(Objective): Look through the data below and return each line where "marker" appears.

# # #

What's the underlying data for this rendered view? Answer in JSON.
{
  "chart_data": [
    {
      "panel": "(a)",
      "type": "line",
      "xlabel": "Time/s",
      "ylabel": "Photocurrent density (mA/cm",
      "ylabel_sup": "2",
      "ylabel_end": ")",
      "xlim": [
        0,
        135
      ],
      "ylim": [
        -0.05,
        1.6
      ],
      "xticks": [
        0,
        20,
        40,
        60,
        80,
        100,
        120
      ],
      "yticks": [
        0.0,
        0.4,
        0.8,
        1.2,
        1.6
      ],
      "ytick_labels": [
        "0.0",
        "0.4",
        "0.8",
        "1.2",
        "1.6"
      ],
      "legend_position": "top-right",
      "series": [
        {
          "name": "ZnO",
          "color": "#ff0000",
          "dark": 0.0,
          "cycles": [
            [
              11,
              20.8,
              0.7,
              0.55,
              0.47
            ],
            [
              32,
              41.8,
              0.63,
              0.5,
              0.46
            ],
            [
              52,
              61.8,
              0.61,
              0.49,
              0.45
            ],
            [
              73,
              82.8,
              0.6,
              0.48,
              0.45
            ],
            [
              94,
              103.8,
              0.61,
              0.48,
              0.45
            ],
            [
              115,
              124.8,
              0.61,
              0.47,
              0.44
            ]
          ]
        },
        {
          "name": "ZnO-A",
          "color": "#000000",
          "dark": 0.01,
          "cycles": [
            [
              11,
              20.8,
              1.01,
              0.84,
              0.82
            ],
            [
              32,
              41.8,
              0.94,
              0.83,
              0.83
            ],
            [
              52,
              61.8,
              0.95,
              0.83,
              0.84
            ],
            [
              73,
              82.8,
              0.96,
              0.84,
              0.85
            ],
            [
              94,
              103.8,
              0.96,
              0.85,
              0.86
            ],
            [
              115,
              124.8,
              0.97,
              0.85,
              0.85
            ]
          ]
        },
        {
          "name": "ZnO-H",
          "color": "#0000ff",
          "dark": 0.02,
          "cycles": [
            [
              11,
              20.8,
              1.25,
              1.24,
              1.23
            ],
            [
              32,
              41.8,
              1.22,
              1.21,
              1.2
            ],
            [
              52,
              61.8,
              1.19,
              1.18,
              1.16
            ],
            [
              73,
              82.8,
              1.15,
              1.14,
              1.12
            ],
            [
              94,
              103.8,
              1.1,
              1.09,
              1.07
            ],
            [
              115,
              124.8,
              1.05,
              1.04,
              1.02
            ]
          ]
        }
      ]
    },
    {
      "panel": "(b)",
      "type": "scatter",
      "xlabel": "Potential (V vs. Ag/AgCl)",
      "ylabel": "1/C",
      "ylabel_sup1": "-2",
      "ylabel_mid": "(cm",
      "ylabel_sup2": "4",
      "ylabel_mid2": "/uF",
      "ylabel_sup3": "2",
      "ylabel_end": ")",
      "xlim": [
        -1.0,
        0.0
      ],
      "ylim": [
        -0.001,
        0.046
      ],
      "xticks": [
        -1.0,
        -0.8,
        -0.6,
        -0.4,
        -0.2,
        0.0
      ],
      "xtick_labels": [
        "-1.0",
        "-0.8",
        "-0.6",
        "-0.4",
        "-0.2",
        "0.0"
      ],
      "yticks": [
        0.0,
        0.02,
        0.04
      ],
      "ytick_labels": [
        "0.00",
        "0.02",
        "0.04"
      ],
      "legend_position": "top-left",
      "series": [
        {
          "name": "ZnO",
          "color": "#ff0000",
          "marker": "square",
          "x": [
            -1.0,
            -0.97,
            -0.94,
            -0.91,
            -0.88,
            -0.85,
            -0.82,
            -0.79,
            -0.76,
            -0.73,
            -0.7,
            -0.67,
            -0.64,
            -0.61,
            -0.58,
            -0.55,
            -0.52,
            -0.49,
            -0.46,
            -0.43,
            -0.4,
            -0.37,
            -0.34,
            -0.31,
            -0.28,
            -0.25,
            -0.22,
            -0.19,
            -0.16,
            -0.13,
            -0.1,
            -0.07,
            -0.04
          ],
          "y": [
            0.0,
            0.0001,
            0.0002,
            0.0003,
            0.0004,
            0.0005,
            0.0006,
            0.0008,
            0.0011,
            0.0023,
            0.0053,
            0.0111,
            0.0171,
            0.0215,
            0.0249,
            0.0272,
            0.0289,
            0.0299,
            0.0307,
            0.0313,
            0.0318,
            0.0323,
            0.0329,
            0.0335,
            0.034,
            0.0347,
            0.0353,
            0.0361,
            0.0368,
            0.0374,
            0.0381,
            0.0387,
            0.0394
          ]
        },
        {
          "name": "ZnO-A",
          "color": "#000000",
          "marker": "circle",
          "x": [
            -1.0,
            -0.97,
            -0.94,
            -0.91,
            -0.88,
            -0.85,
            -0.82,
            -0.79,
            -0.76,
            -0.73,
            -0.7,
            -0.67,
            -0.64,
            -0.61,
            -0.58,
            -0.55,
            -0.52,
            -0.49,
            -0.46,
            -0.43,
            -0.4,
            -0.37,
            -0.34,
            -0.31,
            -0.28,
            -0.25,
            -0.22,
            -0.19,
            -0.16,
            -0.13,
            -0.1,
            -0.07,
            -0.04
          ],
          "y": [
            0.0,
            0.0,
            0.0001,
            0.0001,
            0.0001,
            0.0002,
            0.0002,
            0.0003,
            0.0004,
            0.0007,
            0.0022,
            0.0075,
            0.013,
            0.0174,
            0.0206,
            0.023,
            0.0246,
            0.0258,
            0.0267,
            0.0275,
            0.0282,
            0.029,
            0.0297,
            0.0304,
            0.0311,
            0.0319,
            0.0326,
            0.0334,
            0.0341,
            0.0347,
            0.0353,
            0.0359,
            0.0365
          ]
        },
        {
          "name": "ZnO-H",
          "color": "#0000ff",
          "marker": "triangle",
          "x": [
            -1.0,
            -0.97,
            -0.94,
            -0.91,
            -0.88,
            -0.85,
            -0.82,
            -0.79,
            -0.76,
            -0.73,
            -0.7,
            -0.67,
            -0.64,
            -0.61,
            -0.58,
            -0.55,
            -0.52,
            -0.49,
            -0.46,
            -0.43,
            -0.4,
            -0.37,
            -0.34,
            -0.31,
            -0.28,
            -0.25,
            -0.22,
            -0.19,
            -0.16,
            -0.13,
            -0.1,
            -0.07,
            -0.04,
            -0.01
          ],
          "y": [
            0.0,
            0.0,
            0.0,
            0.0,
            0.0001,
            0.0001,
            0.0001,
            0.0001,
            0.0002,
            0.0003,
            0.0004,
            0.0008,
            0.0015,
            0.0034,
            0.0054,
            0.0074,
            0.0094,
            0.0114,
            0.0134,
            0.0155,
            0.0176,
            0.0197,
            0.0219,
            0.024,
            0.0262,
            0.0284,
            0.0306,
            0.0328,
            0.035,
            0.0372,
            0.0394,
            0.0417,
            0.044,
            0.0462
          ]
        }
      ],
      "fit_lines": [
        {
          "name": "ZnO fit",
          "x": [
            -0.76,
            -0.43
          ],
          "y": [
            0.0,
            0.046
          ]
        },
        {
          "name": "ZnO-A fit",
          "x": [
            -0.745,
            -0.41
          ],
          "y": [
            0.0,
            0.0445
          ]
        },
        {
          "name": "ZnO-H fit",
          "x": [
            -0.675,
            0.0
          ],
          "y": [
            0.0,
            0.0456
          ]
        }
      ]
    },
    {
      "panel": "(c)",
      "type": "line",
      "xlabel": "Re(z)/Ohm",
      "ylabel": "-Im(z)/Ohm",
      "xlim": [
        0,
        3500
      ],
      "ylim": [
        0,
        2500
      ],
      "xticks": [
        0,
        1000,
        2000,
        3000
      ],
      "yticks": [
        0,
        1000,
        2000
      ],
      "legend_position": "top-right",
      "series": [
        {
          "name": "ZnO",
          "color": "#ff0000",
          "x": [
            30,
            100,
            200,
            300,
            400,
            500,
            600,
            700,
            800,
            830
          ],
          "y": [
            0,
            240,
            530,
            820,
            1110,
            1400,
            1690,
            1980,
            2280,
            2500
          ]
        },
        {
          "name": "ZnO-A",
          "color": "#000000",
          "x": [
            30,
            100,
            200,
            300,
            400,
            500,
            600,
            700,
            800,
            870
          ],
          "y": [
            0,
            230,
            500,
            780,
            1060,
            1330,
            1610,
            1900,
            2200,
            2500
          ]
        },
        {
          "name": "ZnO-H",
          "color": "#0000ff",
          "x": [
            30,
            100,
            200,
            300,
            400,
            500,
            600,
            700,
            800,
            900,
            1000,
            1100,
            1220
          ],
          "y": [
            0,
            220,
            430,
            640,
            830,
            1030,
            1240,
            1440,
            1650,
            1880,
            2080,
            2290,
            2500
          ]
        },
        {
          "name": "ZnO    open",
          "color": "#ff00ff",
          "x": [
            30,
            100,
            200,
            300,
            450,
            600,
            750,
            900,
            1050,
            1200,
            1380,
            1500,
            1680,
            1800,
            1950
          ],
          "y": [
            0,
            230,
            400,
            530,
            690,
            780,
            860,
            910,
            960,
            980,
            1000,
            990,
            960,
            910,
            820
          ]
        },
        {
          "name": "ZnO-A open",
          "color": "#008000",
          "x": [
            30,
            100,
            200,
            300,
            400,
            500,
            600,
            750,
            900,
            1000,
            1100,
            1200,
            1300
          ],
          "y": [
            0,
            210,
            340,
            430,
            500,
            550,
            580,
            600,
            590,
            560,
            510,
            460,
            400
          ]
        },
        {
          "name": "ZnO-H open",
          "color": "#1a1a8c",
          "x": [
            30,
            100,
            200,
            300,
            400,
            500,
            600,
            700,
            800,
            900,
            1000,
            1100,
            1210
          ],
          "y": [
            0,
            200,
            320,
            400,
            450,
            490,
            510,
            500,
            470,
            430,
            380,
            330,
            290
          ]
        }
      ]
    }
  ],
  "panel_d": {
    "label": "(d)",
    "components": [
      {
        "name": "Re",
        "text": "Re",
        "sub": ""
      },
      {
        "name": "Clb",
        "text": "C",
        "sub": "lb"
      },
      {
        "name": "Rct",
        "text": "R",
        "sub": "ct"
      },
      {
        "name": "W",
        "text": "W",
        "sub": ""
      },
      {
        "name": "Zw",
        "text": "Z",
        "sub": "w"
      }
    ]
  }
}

# # #

(The completed task):
          "marker": "square",
          "marker": "circle",
          "marker": "triangle",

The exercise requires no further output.